_Task description_
Every record should be repeated exactly, except that pictures are left out.

_Data lines_
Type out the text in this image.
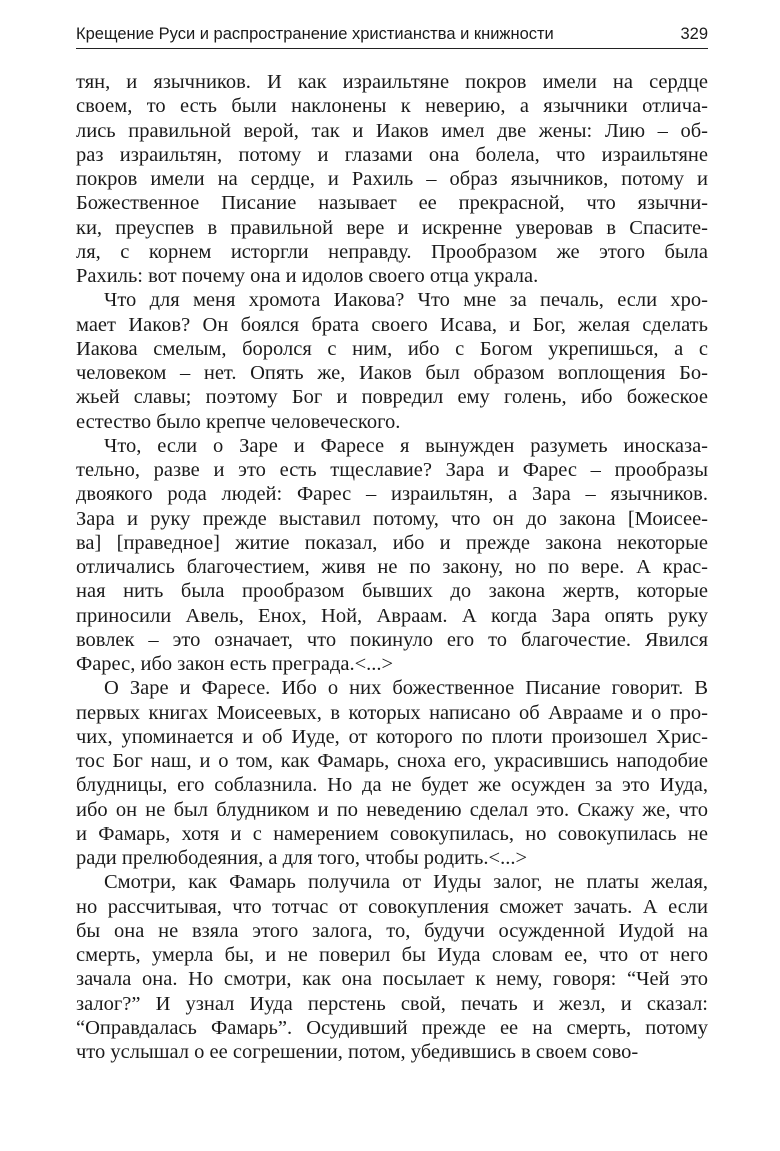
Крещение Руси и распространение христианства и книжности	329
тян, и язычников. И как израильтяне покров имели на сердце
своем, то есть были наклонены к неверию, а язычники отлича-
лись правильной верой, так и Иаков имел две жены: Лию – об-
раз израильтян, потому и глазами она болела, что израильтяне
покров имели на сердце, и Рахиль – образ язычников, потому и
Божественное Писание называет ее прекрасной, что язычни-
ки, преуспев в правильной вере и искренне уверовав в Спасите-
ля, с корнем исторгли неправду. Прообразом же этого была
Рахиль: вот почему она и идолов своего отца украла.
Что для меня хромота Иакова? Что мне за печаль, если хро-
мает Иаков? Он боялся брата своего Исава, и Бог, желая сделать
Иакова смелым, боролся с ним, ибо с Богом укрепишься, а с
человеком – нет. Опять же, Иаков был образом воплощения Бо-
жьей славы; поэтому Бог и повредил ему голень, ибо божеское
естество было крепче человеческого.
Что, если о Заре и Фаресе я вынужден разуметь иносказа-
тельно, разве и это есть тщеславие? Зара и Фарес – прообразы
двоякого рода людей: Фарес – израильтян, а Зара – язычников.
Зара и руку прежде выставил потому, что он до закона [Моисее-
ва] [праведное] житие показал, ибо и прежде закона некоторые
отличались благочестием, живя не по закону, но по вере. А крас-
ная нить была прообразом бывших до закона жертв, которые
приносили Авель, Енох, Ной, Авраам. А когда Зара опять руку
вовлек – это означает, что покинуло его то благочестие. Явился
Фарес, ибо закон есть преграда.<...>
О Заре и Фаресе. Ибо о них божественное Писание говорит. В
первых книгах Моисеевых, в которых написано об Аврааме и о про-
чих, упоминается и об Иуде, от которого по плоти произошел Хрис-
тос Бог наш, и о том, как Фамарь, сноха его, украсившись наподобие
блудницы, его соблазнила. Но да не будет же осужден за это Иуда,
ибо он не был блудником и по неведению сделал это. Скажу же, что
и Фамарь, хотя и с намерением совокупилась, но совокупилась не
ради прелюбодеяния, а для того, чтобы родить.<...>
Смотри, как Фамарь получила от Иуды залог, не платы желая,
но рассчитывая, что тотчас от совокупления сможет зачать. А если
бы она не взяла этого залога, то, будучи осужденной Иудой на
смерть, умерла бы, и не поверил бы Иуда словам ее, что от него
зачала она. Но смотри, как она посылает к нему, говоря: “Чей это
залог?” И узнал Иуда перстень свой, печать и жезл, и сказал:
“Оправдалась Фамарь”. Осудивший прежде ее на смерть, потому
что услышал о ее согрешении, потом, убедившись в своем сово-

_Final result_
Type out the text in this image.
Крещение Руси и распространение христианства и книжности	329
тян, и язычников. И как израильтяне покров имели на сердце
своем, то есть были наклонены к неверию, а язычники отлича-
лись правильной верой, так и Иаков имел две жены: Лию – об-
раз израильтян, потому и глазами она болела, что израильтяне
покров имели на сердце, и Рахиль – образ язычников, потому и
Божественное Писание называет ее прекрасной, что язычни-
ки, преуспев в правильной вере и искренне уверовав в Спасите-
ля, с корнем исторгли неправду. Прообразом же этого была
Рахиль: вот почему она и идолов своего отца украла.
Что для меня хромота Иакова? Что мне за печаль, если хро-
мает Иаков? Он боялся брата своего Исава, и Бог, желая сделать
Иакова смелым, боролся с ним, ибо с Богом укрепишься, а с
человеком – нет. Опять же, Иаков был образом воплощения Бо-
жьей славы; поэтому Бог и повредил ему голень, ибо божеское
естество было крепче человеческого.
Что, если о Заре и Фаресе я вынужден разуметь иносказа-
тельно, разве и это есть тщеславие? Зара и Фарес – прообразы
двоякого рода людей: Фарес – израильтян, а Зара – язычников.
Зара и руку прежде выставил потому, что он до закона [Моисее-
ва] [праведное] житие показал, ибо и прежде закона некоторые
отличались благочестием, живя не по закону, но по вере. А крас-
ная нить была прообразом бывших до закона жертв, которые
приносили Авель, Енох, Ной, Авраам. А когда Зара опять руку
вовлек – это означает, что покинуло его то благочестие. Явился
Фарес, ибо закон есть преграда.<...>
О Заре и Фаресе. Ибо о них божественное Писание говорит. В
первых книгах Моисеевых, в которых написано об Аврааме и о про-
чих, упоминается и об Иуде, от которого по плоти произошел Хрис-
тос Бог наш, и о том, как Фамарь, сноха его, украсившись наподобие
блудницы, его соблазнила. Но да не будет же осужден за это Иуда,
ибо он не был блудником и по неведению сделал это. Скажу же, что
и Фамарь, хотя и с намерением совокупилась, но совокупилась не
ради прелюбодеяния, а для того, чтобы родить.<...>
Смотри, как Фамарь получила от Иуды залог, не платы желая,
но рассчитывая, что тотчас от совокупления сможет зачать. А если
бы она не взяла этого залога, то, будучи осужденной Иудой на
смерть, умерла бы, и не поверил бы Иуда словам ее, что от него
зачала она. Но смотри, как она посылает к нему, говоря: “Чей это
залог?” И узнал Иуда перстень свой, печать и жезл, и сказал:
“Оправдалась Фамарь”. Осудивший прежде ее на смерть, потому
что услышал о ее согрешении, потом, убедившись в своем сово-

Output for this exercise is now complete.